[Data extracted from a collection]
════

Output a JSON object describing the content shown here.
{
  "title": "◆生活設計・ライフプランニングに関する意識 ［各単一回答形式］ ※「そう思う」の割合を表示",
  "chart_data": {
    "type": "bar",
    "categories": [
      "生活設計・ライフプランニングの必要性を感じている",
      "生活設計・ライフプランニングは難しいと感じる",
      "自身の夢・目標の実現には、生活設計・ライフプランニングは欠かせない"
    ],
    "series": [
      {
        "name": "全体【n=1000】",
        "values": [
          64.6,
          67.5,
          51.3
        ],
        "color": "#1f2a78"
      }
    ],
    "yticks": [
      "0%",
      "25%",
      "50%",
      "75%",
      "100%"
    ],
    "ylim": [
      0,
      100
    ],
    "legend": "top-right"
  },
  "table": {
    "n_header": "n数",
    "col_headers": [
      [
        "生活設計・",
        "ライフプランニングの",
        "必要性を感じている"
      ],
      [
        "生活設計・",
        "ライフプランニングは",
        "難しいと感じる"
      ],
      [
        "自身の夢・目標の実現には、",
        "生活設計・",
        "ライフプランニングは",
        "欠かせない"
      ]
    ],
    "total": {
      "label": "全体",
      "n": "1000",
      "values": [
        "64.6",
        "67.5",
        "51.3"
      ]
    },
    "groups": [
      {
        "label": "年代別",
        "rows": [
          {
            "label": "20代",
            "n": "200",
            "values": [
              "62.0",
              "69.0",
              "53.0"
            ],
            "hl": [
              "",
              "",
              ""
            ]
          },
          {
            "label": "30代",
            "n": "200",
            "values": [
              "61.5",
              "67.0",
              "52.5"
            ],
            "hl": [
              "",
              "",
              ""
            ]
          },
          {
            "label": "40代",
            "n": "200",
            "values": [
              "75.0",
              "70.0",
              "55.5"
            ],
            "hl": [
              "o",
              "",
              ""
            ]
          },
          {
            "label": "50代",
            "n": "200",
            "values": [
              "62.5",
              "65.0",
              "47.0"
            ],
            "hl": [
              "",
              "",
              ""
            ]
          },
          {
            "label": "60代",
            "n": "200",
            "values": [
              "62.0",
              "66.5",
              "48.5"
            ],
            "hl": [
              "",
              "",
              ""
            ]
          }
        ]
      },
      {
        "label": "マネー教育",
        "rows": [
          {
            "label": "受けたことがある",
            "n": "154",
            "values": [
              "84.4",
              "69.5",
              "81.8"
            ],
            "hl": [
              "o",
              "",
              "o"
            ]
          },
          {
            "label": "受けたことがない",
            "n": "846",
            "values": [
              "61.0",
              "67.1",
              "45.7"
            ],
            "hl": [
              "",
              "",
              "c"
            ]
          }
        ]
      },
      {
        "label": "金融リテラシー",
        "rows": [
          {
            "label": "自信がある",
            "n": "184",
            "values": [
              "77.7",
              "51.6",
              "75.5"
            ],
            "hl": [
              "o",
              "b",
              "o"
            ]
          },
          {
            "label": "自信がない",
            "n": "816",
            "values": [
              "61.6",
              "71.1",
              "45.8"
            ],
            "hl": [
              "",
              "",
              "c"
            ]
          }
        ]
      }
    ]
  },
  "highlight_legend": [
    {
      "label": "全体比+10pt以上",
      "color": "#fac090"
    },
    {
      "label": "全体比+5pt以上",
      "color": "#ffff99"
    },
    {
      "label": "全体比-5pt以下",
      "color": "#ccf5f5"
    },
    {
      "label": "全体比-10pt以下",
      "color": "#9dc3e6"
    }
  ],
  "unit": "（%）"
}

════

AIM OF THE TASK: Retype every entry word for word.

EXERCISE RESPONSE:
Output a JSON object describing the content shown here.
{
  "title": "◆生活設計・ライフプランニングに関する意識 ［各単一回答形式］ ※「そう思う」の割合を表示",
  "chart_data": {
    "type": "bar",
    "categories": [
      "生活設計・ライフプランニングの必要性を感じている",
      "生活設計・ライフプランニングは難しいと感じる",
      "自身の夢・目標の実現には、生活設計・ライフプランニングは欠かせない"
    ],
    "series": [
      {
        "name": "全体【n=1000】",
        "values": [
          64.6,
          67.5,
          51.3
        ],
        "color": "#1f2a78"
      }
    ],
    "yticks": [
      "0%",
      "25%",
      "50%",
      "75%",
      "100%"
    ],
    "ylim": [
      0,
      100
    ],
    "legend": "top-right"
  },
  "table": {
    "n_header": "n数",
    "col_headers": [
      [
        "生活設計・",
        "ライフプランニングの",
        "必要性を感じている"
      ],
      [
        "生活設計・",
        "ライフプランニングは",
        "難しいと感じる"
      ],
      [
        "自身の夢・目標の実現には、",
        "生活設計・",
        "ライフプランニングは",
        "欠かせない"
      ]
    ],
    "total": {
      "label": "全体",
      "n": "1000",
      "values": [
        "64.6",
        "67.5",
        "51.3"
      ]
    },
    "groups": [
      {
        "label": "年代別",
        "rows": [
          {
            "label": "20代",
            "n": "200",
            "values": [
              "62.0",
              "69.0",
              "53.0"
            ],
            "hl": [
              "",
              "",
              ""
            ]
          },
          {
            "label": "30代",
            "n": "200",
            "values": [
              "61.5",
              "67.0",
              "52.5"
            ],
            "hl": [
              "",
              "",
              ""
            ]
          },
          {
            "label": "40代",
            "n": "200",
            "values": [
              "75.0",
              "70.0",
              "55.5"
            ],
            "hl": [
              "o",
              "",
              ""
            ]
          },
          {
            "label": "50代",
            "n": "200",
            "values": [
              "62.5",
              "65.0",
              "47.0"
            ],
            "hl": [
              "",
              "",
              ""
            ]
          },
          {
            "label": "60代",
            "n": "200",
            "values": [
              "62.0",
              "66.5",
              "48.5"
            ],
            "hl": [
              "",
              "",
              ""
            ]
          }
        ]
      },
      {
        "label": "マネー教育",
        "rows": [
          {
            "label": "受けたことがある",
            "n": "154",
            "values": [
              "84.4",
              "69.5",
              "81.8"
            ],
            "hl": [
              "o",
              "",
              "o"
            ]
          },
          {
            "label": "受けたことがない",
            "n": "846",
            "values": [
              "61.0",
              "67.1",
              "45.7"
            ],
            "hl": [
              "",
              "",
              "c"
            ]
          }
        ]
      },
      {
        "label": "金融リテラシー",
        "rows": [
          {
            "label": "自信がある",
            "n": "184",
            "values": [
              "77.7",
              "51.6",
              "75.5"
            ],
            "hl": [
              "o",
              "b",
              "o"
            ]
          },
          {
            "label": "自信がない",
            "n": "816",
            "values": [
              "61.6",
              "71.1",
              "45.8"
            ],
            "hl": [
              "",
              "",
              "c"
            ]
          }
        ]
      }
    ]
  },
  "highlight_legend": [
    {
      "label": "全体比+10pt以上",
      "color": "#fac090"
    },
    {
      "label": "全体比+5pt以上",
      "color": "#ffff99"
    },
    {
      "label": "全体比-5pt以下",
      "color": "#ccf5f5"
    },
    {
      "label": "全体比-10pt以下",
      "color": "#9dc3e6"
    }
  ],
  "unit": "（%）"
}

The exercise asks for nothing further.